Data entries
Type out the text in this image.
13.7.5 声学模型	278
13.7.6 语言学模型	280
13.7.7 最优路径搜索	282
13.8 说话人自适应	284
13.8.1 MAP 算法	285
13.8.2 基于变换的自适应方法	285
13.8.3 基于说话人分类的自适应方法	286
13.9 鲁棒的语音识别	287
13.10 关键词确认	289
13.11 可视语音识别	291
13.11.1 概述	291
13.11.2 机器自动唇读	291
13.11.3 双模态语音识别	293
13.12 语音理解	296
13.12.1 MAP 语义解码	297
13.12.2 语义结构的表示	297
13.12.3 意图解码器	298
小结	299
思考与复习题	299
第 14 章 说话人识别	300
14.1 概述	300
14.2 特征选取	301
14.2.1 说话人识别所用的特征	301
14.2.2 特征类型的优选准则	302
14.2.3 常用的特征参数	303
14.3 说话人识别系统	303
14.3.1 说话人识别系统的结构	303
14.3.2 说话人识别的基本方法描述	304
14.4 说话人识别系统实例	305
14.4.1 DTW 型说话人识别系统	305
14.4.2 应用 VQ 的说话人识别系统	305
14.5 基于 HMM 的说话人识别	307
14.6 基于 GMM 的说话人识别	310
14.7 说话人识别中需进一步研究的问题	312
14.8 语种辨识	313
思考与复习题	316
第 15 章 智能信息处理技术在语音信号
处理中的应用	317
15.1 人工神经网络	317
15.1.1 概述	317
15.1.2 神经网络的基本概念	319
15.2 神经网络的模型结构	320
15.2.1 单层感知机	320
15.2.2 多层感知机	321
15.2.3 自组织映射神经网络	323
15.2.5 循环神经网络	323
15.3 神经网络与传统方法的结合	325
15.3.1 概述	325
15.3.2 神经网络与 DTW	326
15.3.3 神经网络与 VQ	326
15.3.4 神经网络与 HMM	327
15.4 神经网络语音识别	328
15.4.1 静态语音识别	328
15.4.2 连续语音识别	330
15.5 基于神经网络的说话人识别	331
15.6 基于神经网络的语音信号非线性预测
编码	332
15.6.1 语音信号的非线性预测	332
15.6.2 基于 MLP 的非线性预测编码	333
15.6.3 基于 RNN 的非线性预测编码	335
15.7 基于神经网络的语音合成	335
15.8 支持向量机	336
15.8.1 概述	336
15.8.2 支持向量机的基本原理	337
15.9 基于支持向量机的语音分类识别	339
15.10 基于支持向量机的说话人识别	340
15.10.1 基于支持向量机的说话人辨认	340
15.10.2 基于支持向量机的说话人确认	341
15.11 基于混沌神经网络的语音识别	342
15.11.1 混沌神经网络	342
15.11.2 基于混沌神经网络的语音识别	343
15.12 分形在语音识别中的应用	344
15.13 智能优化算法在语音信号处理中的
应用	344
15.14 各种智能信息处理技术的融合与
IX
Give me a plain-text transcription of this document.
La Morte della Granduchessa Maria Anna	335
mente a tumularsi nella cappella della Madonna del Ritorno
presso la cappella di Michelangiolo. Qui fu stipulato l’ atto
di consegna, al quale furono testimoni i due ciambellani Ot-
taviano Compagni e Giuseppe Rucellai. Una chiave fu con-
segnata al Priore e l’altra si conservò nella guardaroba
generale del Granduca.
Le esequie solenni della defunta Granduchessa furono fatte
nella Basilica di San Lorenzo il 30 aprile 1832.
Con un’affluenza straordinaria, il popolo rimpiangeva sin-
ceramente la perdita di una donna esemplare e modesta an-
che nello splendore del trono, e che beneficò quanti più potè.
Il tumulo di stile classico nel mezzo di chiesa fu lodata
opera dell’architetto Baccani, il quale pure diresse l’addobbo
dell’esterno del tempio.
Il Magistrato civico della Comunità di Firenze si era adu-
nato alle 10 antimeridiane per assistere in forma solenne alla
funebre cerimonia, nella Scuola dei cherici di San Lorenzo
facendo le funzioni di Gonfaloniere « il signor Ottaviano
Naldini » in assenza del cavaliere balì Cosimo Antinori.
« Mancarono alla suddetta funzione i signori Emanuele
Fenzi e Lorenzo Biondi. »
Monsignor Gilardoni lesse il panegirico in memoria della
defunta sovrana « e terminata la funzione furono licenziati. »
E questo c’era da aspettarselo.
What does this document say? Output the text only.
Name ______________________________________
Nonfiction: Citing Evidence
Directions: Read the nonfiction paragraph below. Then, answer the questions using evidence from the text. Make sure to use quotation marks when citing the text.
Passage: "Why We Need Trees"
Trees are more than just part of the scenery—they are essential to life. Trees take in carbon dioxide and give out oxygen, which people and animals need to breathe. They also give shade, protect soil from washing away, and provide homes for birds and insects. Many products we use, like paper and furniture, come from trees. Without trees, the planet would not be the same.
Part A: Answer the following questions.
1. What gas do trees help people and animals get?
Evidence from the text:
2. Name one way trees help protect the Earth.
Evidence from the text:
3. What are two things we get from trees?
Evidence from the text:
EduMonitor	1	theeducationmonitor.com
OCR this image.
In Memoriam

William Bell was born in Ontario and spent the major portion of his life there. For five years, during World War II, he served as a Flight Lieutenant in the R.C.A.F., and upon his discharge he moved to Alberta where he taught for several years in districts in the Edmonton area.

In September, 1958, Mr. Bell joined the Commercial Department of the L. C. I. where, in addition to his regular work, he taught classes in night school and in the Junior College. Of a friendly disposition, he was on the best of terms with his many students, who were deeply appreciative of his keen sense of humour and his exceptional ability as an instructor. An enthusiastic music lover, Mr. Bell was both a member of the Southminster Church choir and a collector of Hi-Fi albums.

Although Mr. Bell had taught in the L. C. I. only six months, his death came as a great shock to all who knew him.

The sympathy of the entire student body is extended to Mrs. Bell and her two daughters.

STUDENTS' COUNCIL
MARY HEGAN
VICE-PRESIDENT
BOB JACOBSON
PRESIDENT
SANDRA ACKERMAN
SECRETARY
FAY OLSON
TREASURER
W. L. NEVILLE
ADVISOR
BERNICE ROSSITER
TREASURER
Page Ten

■ **What to work on**
Go through the listing above and restate it word for word.

■ **Response**
Type out the text in this image.
13.7.5 声学模型	278
13.7.6 语言学模型	280
13.7.7 最优路径搜索	282
13.8 说话人自适应	284
13.8.1 MAP 算法	285
13.8.2 基于变换的自适应方法	285
13.8.3 基于说话人分类的自适应方法	286
13.9 鲁棒的语音识别	287
13.10 关键词确认	289
13.11 可视语音识别	291
13.11.1 概述	291
13.11.2 机器自动唇读	291
13.11.3 双模态语音识别	293
13.12 语音理解	296
13.12.1 MAP 语义解码	297
13.12.2 语义结构的表示	297
13.12.3 意图解码器	298
小结	299
思考与复习题	299
第 14 章 说话人识别	300
14.1 概述	300
14.2 特征选取	301
14.2.1 说话人识别所用的特征	301
14.2.2 特征类型的优选准则	302
14.2.3 常用的特征参数	303
14.3 说话人识别系统	303
14.3.1 说话人识别系统的结构	303
14.3.2 说话人识别的基本方法描述	304
14.4 说话人识别系统实例	305
14.4.1 DTW 型说话人识别系统	305
14.4.2 应用 VQ 的说话人识别系统	305
14.5 基于 HMM 的说话人识别	307
14.6 基于 GMM 的说话人识别	310
14.7 说话人识别中需进一步研究的问题	312
14.8 语种辨识	313
思考与复习题	316
第 15 章 智能信息处理技术在语音信号
处理中的应用	317
15.1 人工神经网络	317
15.1.1 概述	317
15.1.2 神经网络的基本概念	319
15.2 神经网络的模型结构	320
15.2.1 单层感知机	320
15.2.2 多层感知机	321
15.2.3 自组织映射神经网络	323
15.2.5 循环神经网络	323
15.3 神经网络与传统方法的结合	325
15.3.1 概述	325
15.3.2 神经网络与 DTW	326
15.3.3 神经网络与 VQ	326
15.3.4 神经网络与 HMM	327
15.4 神经网络语音识别	328
15.4.1 静态语音识别	328
15.4.2 连续语音识别	330
15.5 基于神经网络的说话人识别	331
15.6 基于神经网络的语音信号非线性预测
编码	332
15.6.1 语音信号的非线性预测	332
15.6.2 基于 MLP 的非线性预测编码	333
15.6.3 基于 RNN 的非线性预测编码	335
15.7 基于神经网络的语音合成	335
15.8 支持向量机	336
15.8.1 概述	336
15.8.2 支持向量机的基本原理	337
15.9 基于支持向量机的语音分类识别	339
15.10 基于支持向量机的说话人识别	340
15.10.1 基于支持向量机的说话人辨认	340
15.10.2 基于支持向量机的说话人确认	341
15.11 基于混沌神经网络的语音识别	342
15.11.1 混沌神经网络	342
15.11.2 基于混沌神经网络的语音识别	343
15.12 分形在语音识别中的应用	344
15.13 智能优化算法在语音信号处理中的
应用	344
15.14 各种智能信息处理技术的融合与
IX
Give me a plain-text transcription of this document.
La Morte della Granduchessa Maria Anna	335
mente a tumularsi nella cappella della Madonna del Ritorno
presso la cappella di Michelangiolo. Qui fu stipulato l’ atto
di consegna, al quale furono testimoni i due ciambellani Ot-
taviano Compagni e Giuseppe Rucellai. Una chiave fu con-
segnata al Priore e l’altra si conservò nella guardaroba
generale del Granduca.
Le esequie solenni della defunta Granduchessa furono fatte
nella Basilica di San Lorenzo il 30 aprile 1832.
Con un’affluenza straordinaria, il popolo rimpiangeva sin-
ceramente la perdita di una donna esemplare e modesta an-
che nello splendore del trono, e che beneficò quanti più potè.
Il tumulo di stile classico nel mezzo di chiesa fu lodata
opera dell’architetto Baccani, il quale pure diresse l’addobbo
dell’esterno del tempio.
Il Magistrato civico della Comunità di Firenze si era adu-
nato alle 10 antimeridiane per assistere in forma solenne alla
funebre cerimonia, nella Scuola dei cherici di San Lorenzo
facendo le funzioni di Gonfaloniere « il signor Ottaviano
Naldini » in assenza del cavaliere balì Cosimo Antinori.
« Mancarono alla suddetta funzione i signori Emanuele
Fenzi e Lorenzo Biondi. »
Monsignor Gilardoni lesse il panegirico in memoria della
defunta sovrana « e terminata la funzione furono licenziati. »
E questo c’era da aspettarselo.
What does this document say? Output the text only.
Name ______________________________________
Nonfiction: Citing Evidence
Directions: Read the nonfiction paragraph below. Then, answer the questions using evidence from the text. Make sure to use quotation marks when citing the text.
Passage: "Why We Need Trees"
Trees are more than just part of the scenery—they are essential to life. Trees take in carbon dioxide and give out oxygen, which people and animals need to breathe. They also give shade, protect soil from washing away, and provide homes for birds and insects. Many products we use, like paper and furniture, come from trees. Without trees, the planet would not be the same.
Part A: Answer the following questions.
1. What gas do trees help people and animals get?
Evidence from the text:
2. Name one way trees help protect the Earth.
Evidence from the text:
3. What are two things we get from trees?
Evidence from the text:
EduMonitor	1	theeducationmonitor.com
OCR this image.
In Memoriam

William Bell was born in Ontario and spent the major portion of his life there. For five years, during World War II, he served as a Flight Lieutenant in the R.C.A.F., and upon his discharge he moved to Alberta where he taught for several years in districts in the Edmonton area.

In September, 1958, Mr. Bell joined the Commercial Department of the L. C. I. where, in addition to his regular work, he taught classes in night school and in the Junior College. Of a friendly disposition, he was on the best of terms with his many students, who were deeply appreciative of his keen sense of humour and his exceptional ability as an instructor. An enthusiastic music lover, Mr. Bell was both a member of the Southminster Church choir and a collector of Hi-Fi albums.

Although Mr. Bell had taught in the L. C. I. only six months, his death came as a great shock to all who knew him.

The sympathy of the entire student body is extended to Mrs. Bell and her two daughters.

STUDENTS' COUNCIL
MARY HEGAN
VICE-PRESIDENT
BOB JACOBSON
PRESIDENT
SANDRA ACKERMAN
SECRETARY
FAY OLSON
TREASURER
W. L. NEVILLE
ADVISOR
BERNICE ROSSITER
TREASURER
Page Ten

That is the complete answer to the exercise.